## BEGIN Records shown

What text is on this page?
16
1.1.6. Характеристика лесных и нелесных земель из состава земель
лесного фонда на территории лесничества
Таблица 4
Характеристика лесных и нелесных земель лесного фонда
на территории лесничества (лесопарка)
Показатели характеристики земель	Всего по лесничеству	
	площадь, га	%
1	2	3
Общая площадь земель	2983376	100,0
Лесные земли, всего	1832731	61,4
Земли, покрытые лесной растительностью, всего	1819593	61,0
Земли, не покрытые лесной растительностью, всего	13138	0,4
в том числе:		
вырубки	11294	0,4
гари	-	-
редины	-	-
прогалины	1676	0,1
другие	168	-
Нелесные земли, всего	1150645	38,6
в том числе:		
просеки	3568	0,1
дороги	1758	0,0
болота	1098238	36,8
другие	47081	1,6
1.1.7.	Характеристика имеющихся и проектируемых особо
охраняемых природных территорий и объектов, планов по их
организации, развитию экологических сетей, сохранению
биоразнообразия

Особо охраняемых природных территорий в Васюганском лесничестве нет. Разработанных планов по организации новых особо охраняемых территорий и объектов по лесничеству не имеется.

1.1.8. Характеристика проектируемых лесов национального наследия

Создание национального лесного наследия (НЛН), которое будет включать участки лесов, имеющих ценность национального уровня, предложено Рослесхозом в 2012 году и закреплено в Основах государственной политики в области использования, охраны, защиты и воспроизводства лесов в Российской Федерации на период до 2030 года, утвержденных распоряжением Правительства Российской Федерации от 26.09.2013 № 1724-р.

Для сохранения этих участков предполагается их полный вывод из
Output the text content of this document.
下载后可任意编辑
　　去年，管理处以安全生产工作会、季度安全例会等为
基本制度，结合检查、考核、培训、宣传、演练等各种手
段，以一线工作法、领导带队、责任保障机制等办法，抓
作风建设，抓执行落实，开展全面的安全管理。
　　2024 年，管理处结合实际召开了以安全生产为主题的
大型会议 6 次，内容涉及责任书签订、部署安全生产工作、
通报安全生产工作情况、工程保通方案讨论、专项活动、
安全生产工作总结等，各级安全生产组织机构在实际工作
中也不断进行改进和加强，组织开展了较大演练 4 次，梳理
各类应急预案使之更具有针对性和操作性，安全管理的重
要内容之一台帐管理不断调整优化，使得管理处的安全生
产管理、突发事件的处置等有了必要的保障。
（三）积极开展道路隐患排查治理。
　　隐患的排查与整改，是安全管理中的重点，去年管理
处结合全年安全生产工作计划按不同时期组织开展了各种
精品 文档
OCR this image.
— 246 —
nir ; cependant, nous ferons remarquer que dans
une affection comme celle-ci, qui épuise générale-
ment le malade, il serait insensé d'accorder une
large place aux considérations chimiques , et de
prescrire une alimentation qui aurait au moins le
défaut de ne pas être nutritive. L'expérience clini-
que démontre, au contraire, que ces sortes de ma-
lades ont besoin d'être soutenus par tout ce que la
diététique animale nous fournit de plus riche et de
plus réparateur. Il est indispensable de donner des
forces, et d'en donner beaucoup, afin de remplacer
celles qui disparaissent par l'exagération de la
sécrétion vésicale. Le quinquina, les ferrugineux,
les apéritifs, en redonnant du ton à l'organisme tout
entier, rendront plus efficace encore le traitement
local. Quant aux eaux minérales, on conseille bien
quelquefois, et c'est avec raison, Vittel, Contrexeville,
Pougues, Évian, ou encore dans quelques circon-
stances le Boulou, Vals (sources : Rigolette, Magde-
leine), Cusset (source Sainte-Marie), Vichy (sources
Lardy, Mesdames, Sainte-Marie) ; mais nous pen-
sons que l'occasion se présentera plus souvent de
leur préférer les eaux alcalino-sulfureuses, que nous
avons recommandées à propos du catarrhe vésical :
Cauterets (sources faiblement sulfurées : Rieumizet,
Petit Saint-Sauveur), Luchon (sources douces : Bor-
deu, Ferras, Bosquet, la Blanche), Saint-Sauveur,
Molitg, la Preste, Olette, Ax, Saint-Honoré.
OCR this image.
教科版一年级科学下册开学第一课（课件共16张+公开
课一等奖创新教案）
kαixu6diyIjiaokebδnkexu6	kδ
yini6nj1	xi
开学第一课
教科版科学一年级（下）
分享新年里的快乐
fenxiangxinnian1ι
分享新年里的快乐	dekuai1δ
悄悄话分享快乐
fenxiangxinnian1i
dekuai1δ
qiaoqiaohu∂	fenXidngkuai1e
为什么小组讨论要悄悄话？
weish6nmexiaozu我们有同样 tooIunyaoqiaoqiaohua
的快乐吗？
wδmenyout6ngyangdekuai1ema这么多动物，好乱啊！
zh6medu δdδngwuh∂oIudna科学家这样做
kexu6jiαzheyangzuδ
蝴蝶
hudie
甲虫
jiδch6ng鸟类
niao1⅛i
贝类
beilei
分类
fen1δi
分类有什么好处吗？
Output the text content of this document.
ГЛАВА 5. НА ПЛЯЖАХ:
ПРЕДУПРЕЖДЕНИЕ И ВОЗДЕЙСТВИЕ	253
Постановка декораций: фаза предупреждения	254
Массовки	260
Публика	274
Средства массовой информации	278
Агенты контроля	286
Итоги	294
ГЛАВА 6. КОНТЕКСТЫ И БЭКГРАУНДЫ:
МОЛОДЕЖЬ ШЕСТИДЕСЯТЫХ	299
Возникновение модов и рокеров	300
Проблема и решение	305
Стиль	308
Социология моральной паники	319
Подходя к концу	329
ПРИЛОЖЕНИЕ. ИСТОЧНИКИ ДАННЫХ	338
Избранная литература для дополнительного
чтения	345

## END Records shown

**Task prompt:** Please repeat the listing exactly, with nothing left out.

**Solution for this task:**
What text is on this page?
16
1.1.6. Характеристика лесных и нелесных земель из состава земель
лесного фонда на территории лесничества
Таблица 4
Характеристика лесных и нелесных земель лесного фонда
на территории лесничества (лесопарка)
Показатели характеристики земель	Всего по лесничеству	
	площадь, га	%
1	2	3
Общая площадь земель	2983376	100,0
Лесные земли, всего	1832731	61,4
Земли, покрытые лесной растительностью, всего	1819593	61,0
Земли, не покрытые лесной растительностью, всего	13138	0,4
в том числе:		
вырубки	11294	0,4
гари	-	-
редины	-	-
прогалины	1676	0,1
другие	168	-
Нелесные земли, всего	1150645	38,6
в том числе:		
просеки	3568	0,1
дороги	1758	0,0
болота	1098238	36,8
другие	47081	1,6
1.1.7.	Характеристика имеющихся и проектируемых особо
охраняемых природных территорий и объектов, планов по их
организации, развитию экологических сетей, сохранению
биоразнообразия

Особо охраняемых природных территорий в Васюганском лесничестве нет. Разработанных планов по организации новых особо охраняемых территорий и объектов по лесничеству не имеется.

1.1.8. Характеристика проектируемых лесов национального наследия

Создание национального лесного наследия (НЛН), которое будет включать участки лесов, имеющих ценность национального уровня, предложено Рослесхозом в 2012 году и закреплено в Основах государственной политики в области использования, охраны, защиты и воспроизводства лесов в Российской Федерации на период до 2030 года, утвержденных распоряжением Правительства Российской Федерации от 26.09.2013 № 1724-р.

Для сохранения этих участков предполагается их полный вывод из
Output the text content of this document.
下载后可任意编辑
　　去年，管理处以安全生产工作会、季度安全例会等为
基本制度，结合检查、考核、培训、宣传、演练等各种手
段，以一线工作法、领导带队、责任保障机制等办法，抓
作风建设，抓执行落实，开展全面的安全管理。
　　2024 年，管理处结合实际召开了以安全生产为主题的
大型会议 6 次，内容涉及责任书签订、部署安全生产工作、
通报安全生产工作情况、工程保通方案讨论、专项活动、
安全生产工作总结等，各级安全生产组织机构在实际工作
中也不断进行改进和加强，组织开展了较大演练 4 次，梳理
各类应急预案使之更具有针对性和操作性，安全管理的重
要内容之一台帐管理不断调整优化，使得管理处的安全生
产管理、突发事件的处置等有了必要的保障。
（三）积极开展道路隐患排查治理。
　　隐患的排查与整改，是安全管理中的重点，去年管理
处结合全年安全生产工作计划按不同时期组织开展了各种
精品 文档
OCR this image.
— 246 —
nir ; cependant, nous ferons remarquer que dans
une affection comme celle-ci, qui épuise générale-
ment le malade, il serait insensé d'accorder une
large place aux considérations chimiques , et de
prescrire une alimentation qui aurait au moins le
défaut de ne pas être nutritive. L'expérience clini-
que démontre, au contraire, que ces sortes de ma-
lades ont besoin d'être soutenus par tout ce que la
diététique animale nous fournit de plus riche et de
plus réparateur. Il est indispensable de donner des
forces, et d'en donner beaucoup, afin de remplacer
celles qui disparaissent par l'exagération de la
sécrétion vésicale. Le quinquina, les ferrugineux,
les apéritifs, en redonnant du ton à l'organisme tout
entier, rendront plus efficace encore le traitement
local. Quant aux eaux minérales, on conseille bien
quelquefois, et c'est avec raison, Vittel, Contrexeville,
Pougues, Évian, ou encore dans quelques circon-
stances le Boulou, Vals (sources : Rigolette, Magde-
leine), Cusset (source Sainte-Marie), Vichy (sources
Lardy, Mesdames, Sainte-Marie) ; mais nous pen-
sons que l'occasion se présentera plus souvent de
leur préférer les eaux alcalino-sulfureuses, que nous
avons recommandées à propos du catarrhe vésical :
Cauterets (sources faiblement sulfurées : Rieumizet,
Petit Saint-Sauveur), Luchon (sources douces : Bor-
deu, Ferras, Bosquet, la Blanche), Saint-Sauveur,
Molitg, la Preste, Olette, Ax, Saint-Honoré.
OCR this image.
教科版一年级科学下册开学第一课（课件共16张+公开
课一等奖创新教案）
kαixu6diyIjiaokebδnkexu6	kδ
yini6nj1	xi
开学第一课
教科版科学一年级（下）
分享新年里的快乐
fenxiangxinnian1ι
分享新年里的快乐	dekuai1δ
悄悄话分享快乐
fenxiangxinnian1i
dekuai1δ
qiaoqiaohu∂	fenXidngkuai1e
为什么小组讨论要悄悄话？
weish6nmexiaozu我们有同样 tooIunyaoqiaoqiaohua
的快乐吗？
wδmenyout6ngyangdekuai1ema这么多动物，好乱啊！
zh6medu δdδngwuh∂oIudna科学家这样做
kexu6jiαzheyangzuδ
蝴蝶
hudie
甲虫
jiδch6ng鸟类
niao1⅛i
贝类
beilei
分类
fen1δi
分类有什么好处吗？
Output the text content of this document.
ГЛАВА 5. НА ПЛЯЖАХ:
ПРЕДУПРЕЖДЕНИЕ И ВОЗДЕЙСТВИЕ	253
Постановка декораций: фаза предупреждения	254
Массовки	260
Публика	274
Средства массовой информации	278
Агенты контроля	286
Итоги	294
ГЛАВА 6. КОНТЕКСТЫ И БЭКГРАУНДЫ:
МОЛОДЕЖЬ ШЕСТИДЕСЯТЫХ	299
Возникновение модов и рокеров	300
Проблема и решение	305
Стиль	308
Социология моральной паники	319
Подходя к концу	329
ПРИЛОЖЕНИЕ. ИСТОЧНИКИ ДАННЫХ	338
Избранная литература для дополнительного
чтения	345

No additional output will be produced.